Collected data:
--
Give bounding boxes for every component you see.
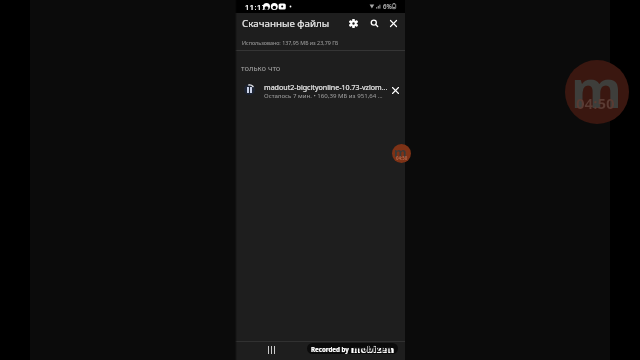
staticText: Скачанные файлы (242, 17, 330, 30)
button[interactable]: Close (383, 13, 403, 33)
button[interactable]: madout2-bigcityonline-10.73-vzlom… (235, 78, 405, 102)
staticText: 6% (383, 2, 392, 10)
staticText: только что (241, 63, 281, 73)
staticText: Использовано: 137,95 МБ из 23,79 ГБ (242, 39, 339, 46)
staticText: Осталось 7 мин. • 160,39 МБ из 951,64 … (264, 91, 388, 99)
staticText: 11:17 (245, 2, 267, 12)
staticText: Recorded by (311, 345, 351, 353)
staticText: 04:50 (396, 155, 408, 161)
staticText: m (394, 144, 407, 161)
staticText: m (571, 60, 622, 116)
staticText: 04:50 (576, 93, 615, 113)
button[interactable]: Cancel download (385, 80, 405, 100)
button[interactable]: MobiZen floating button (392, 144, 411, 163)
staticText: madout2-bigcityonline-10.73-vzlom… (264, 82, 388, 92)
button[interactable]: Settings (343, 13, 363, 33)
staticText: mobizen (353, 343, 393, 354)
button[interactable]: MobiZen recorder (565, 60, 629, 124)
staticText: mobizen (351, 343, 395, 354)
button[interactable]: Search (364, 13, 384, 33)
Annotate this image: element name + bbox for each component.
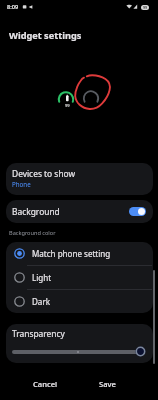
staticText: 99 (65, 103, 70, 109)
button[interactable]: Match phone setting (6, 242, 153, 265)
button[interactable]: Light (6, 265, 153, 289)
button[interactable]: Dark (6, 289, 153, 313)
staticText: Dark (32, 296, 51, 307)
staticText: Match phone setting (32, 248, 111, 259)
staticText: 8:09 (7, 3, 19, 11)
button[interactable]: Cancel (25, 375, 65, 393)
button[interactable]: Save (90, 375, 124, 393)
staticText: Phone (12, 180, 31, 188)
staticText: Light (32, 272, 52, 283)
button[interactable]: Devices to show (6, 163, 153, 195)
button[interactable]: Transparency (6, 324, 153, 363)
staticText: Transparency (12, 328, 65, 339)
staticText: Widget settings (9, 29, 82, 42)
staticText: Cancel (33, 379, 58, 389)
staticText: Background color (9, 229, 56, 237)
staticText: 99 (143, 5, 148, 10)
staticText: Background (12, 206, 60, 217)
button[interactable]: Background (6, 200, 153, 223)
staticText: Save (99, 379, 116, 389)
staticText: Devices to show (12, 168, 76, 179)
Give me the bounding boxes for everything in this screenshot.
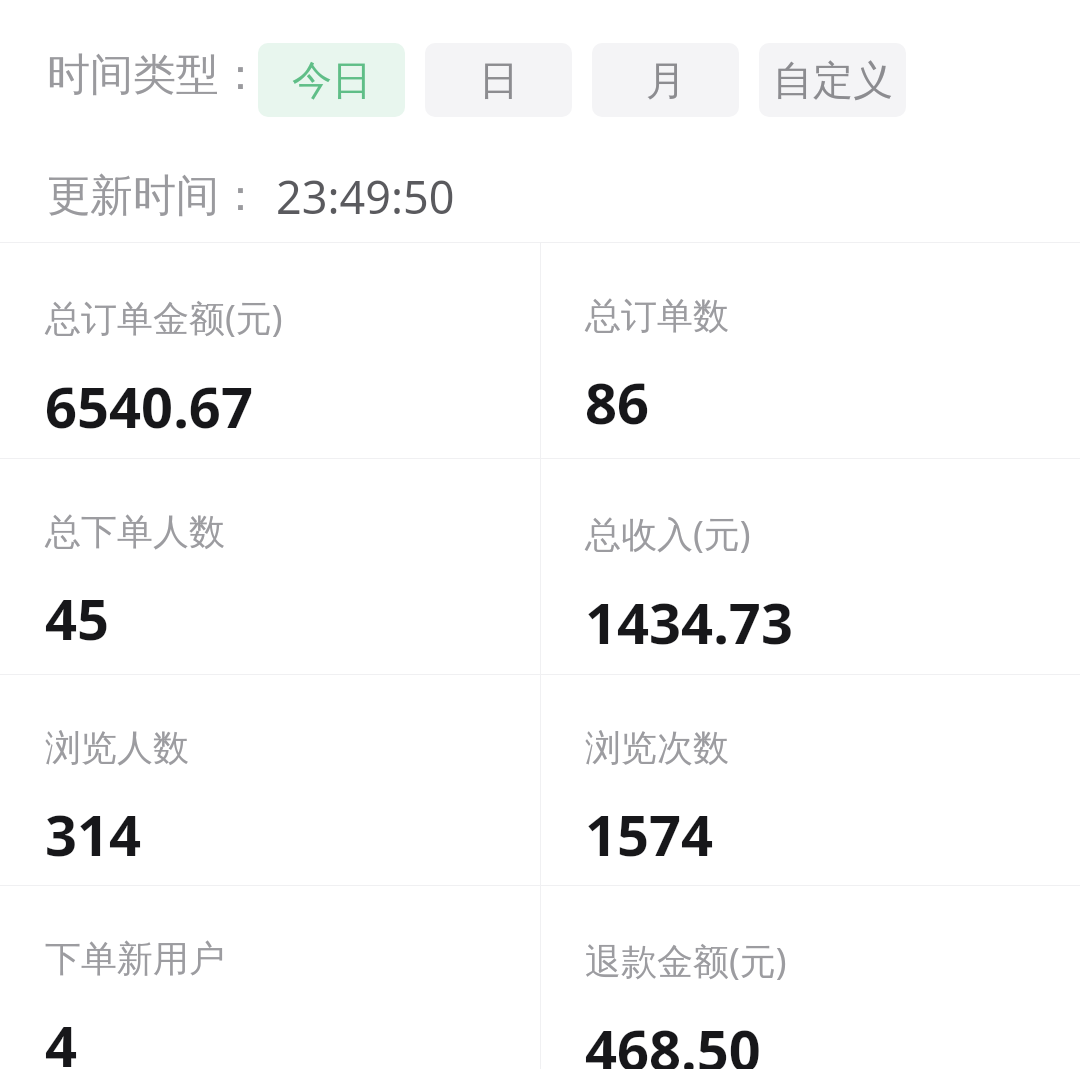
staticText: 日 (479, 55, 519, 105)
button[interactable]: 总订单金额(元) (0, 243, 540, 458)
button[interactable]: 今日 (258, 43, 405, 117)
staticText: 总收入(元) (585, 509, 751, 558)
button[interactable]: 总收入(元) (540, 459, 1080, 674)
staticText: 今日 (292, 55, 372, 105)
staticText: 4 (45, 1007, 78, 1069)
button[interactable]: 浏览次数 (540, 675, 1080, 885)
staticText: 468.50 (585, 1011, 761, 1069)
staticText: 浏览人数 (45, 725, 189, 770)
button[interactable]: 下单新用户 (0, 886, 540, 1069)
button[interactable]: 总下单人数 (0, 459, 540, 674)
staticText: 月 (646, 55, 686, 105)
staticText: 总订单数 (585, 293, 729, 338)
staticText: 自定义 (773, 55, 893, 105)
staticText: 更新时间： (47, 169, 262, 223)
button[interactable]: 月 (592, 43, 739, 117)
staticText: 23:49:50 (276, 166, 455, 227)
button[interactable]: 日 (425, 43, 572, 117)
staticText: 退款金额(元) (585, 936, 787, 985)
staticText: 时间类型： (47, 48, 262, 102)
button[interactable]: 总订单数 (540, 243, 1080, 458)
button[interactable]: 退款金额(元) (540, 886, 1080, 1069)
staticText: 314 (45, 796, 142, 872)
button[interactable]: 浏览人数 (0, 675, 540, 885)
staticText: 86 (585, 364, 650, 440)
staticText: 6540.67 (45, 368, 253, 444)
staticText: 1434.73 (585, 584, 793, 660)
staticText: 总订单金额(元) (45, 293, 283, 342)
button[interactable]: 自定义 (759, 43, 906, 117)
staticText: 下单新用户 (45, 936, 225, 981)
staticText: 总下单人数 (45, 509, 225, 554)
staticText: 1574 (585, 796, 714, 872)
staticText: 浏览次数 (585, 725, 729, 770)
staticText: 45 (45, 580, 110, 656)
--
Written instruction: Copy every line of the collected data above verbatim, but omit the pictures.

Solution to this task:
Give bounding boxes for every component you see.
staticText: Скачанные файлы (242, 17, 330, 30)
button[interactable]: Close (383, 13, 403, 33)
button[interactable]: madout2-bigcityonline-10.73-vzlom… (235, 78, 405, 102)
staticText: 6% (383, 2, 392, 10)
staticText: только что (241, 63, 281, 73)
staticText: Использовано: 137,95 МБ из 23,79 ГБ (242, 39, 339, 46)
staticText: Осталось 7 мин. • 160,39 МБ из 951,64 … (264, 91, 388, 99)
staticText: 11:17 (245, 2, 267, 12)
staticText: Recorded by (311, 345, 351, 353)
staticText: 04:50 (396, 155, 408, 161)
staticText: m (394, 144, 407, 161)
staticText: m (571, 60, 622, 116)
staticText: 04:50 (576, 93, 615, 113)
button[interactable]: Cancel download (385, 80, 405, 100)
button[interactable]: MobiZen floating button (392, 144, 411, 163)
staticText: madout2-bigcityonline-10.73-vzlom… (264, 82, 388, 92)
button[interactable]: Settings (343, 13, 363, 33)
staticText: mobizen (353, 343, 393, 354)
button[interactable]: MobiZen recorder (565, 60, 629, 124)
staticText: mobizen (351, 343, 395, 354)
button[interactable]: Search (364, 13, 384, 33)
Annotate this image: element name + bbox for each component.
staticText: 99 (65, 103, 70, 109)
button[interactable]: Match phone setting (6, 242, 153, 265)
button[interactable]: Light (6, 265, 153, 289)
button[interactable]: Dark (6, 289, 153, 313)
staticText: Dark (32, 296, 51, 307)
staticText: Match phone setting (32, 248, 111, 259)
staticText: 8:09 (7, 3, 19, 11)
button[interactable]: Cancel (25, 375, 65, 393)
button[interactable]: Save (90, 375, 124, 393)
staticText: Phone (12, 180, 31, 188)
staticText: Light (32, 272, 52, 283)
button[interactable]: Devices to show (6, 163, 153, 195)
button[interactable]: Transparency (6, 324, 153, 363)
staticText: Transparency (12, 328, 65, 339)
staticText: Widget settings (9, 29, 82, 42)
staticText: Cancel (33, 379, 58, 389)
staticText: Background color (9, 229, 56, 237)
staticText: 99 (143, 5, 148, 10)
staticText: Background (12, 206, 60, 217)
button[interactable]: Background (6, 200, 153, 223)
staticText: Save (99, 379, 116, 389)
staticText: Devices to show (12, 168, 76, 179)
Give me the bounding boxes for everything in this screenshot.
staticText: 日 (479, 55, 519, 105)
button[interactable]: 总订单金额(元) (0, 243, 540, 458)
button[interactable]: 今日 (258, 43, 405, 117)
staticText: 总收入(元) (585, 509, 751, 558)
button[interactable]: 总收入(元) (540, 459, 1080, 674)
staticText: 今日 (292, 55, 372, 105)
staticText: 4 (45, 1007, 78, 1069)
button[interactable]: 浏览次数 (540, 675, 1080, 885)
staticText: 468.50 (585, 1011, 761, 1069)
staticText: 浏览人数 (45, 725, 189, 770)
button[interactable]: 下单新用户 (0, 886, 540, 1069)
button[interactable]: 总下单人数 (0, 459, 540, 674)
staticText: 月 (646, 55, 686, 105)
staticText: 总订单数 (585, 293, 729, 338)
staticText: 自定义 (773, 55, 893, 105)
staticText: 更新时间： (47, 169, 262, 223)
button[interactable]: 月 (592, 43, 739, 117)
staticText: 23:49:50 (276, 166, 455, 227)
button[interactable]: 日 (425, 43, 572, 117)
staticText: 退款金额(元) (585, 936, 787, 985)
staticText: 时间类型： (47, 48, 262, 102)
button[interactable]: 总订单数 (540, 243, 1080, 458)
button[interactable]: 退款金额(元) (540, 886, 1080, 1069)
staticText: 314 (45, 796, 142, 872)
button[interactable]: 浏览人数 (0, 675, 540, 885)
staticText: 86 (585, 364, 650, 440)
staticText: 6540.67 (45, 368, 253, 444)
staticText: 1434.73 (585, 584, 793, 660)
staticText: 总订单金额(元) (45, 293, 283, 342)
button[interactable]: 自定义 (759, 43, 906, 117)
staticText: 下单新用户 (45, 936, 225, 981)
staticText: 总下单人数 (45, 509, 225, 554)
staticText: 1574 (585, 796, 714, 872)
staticText: 浏览次数 (585, 725, 729, 770)
staticText: 45 (45, 580, 110, 656)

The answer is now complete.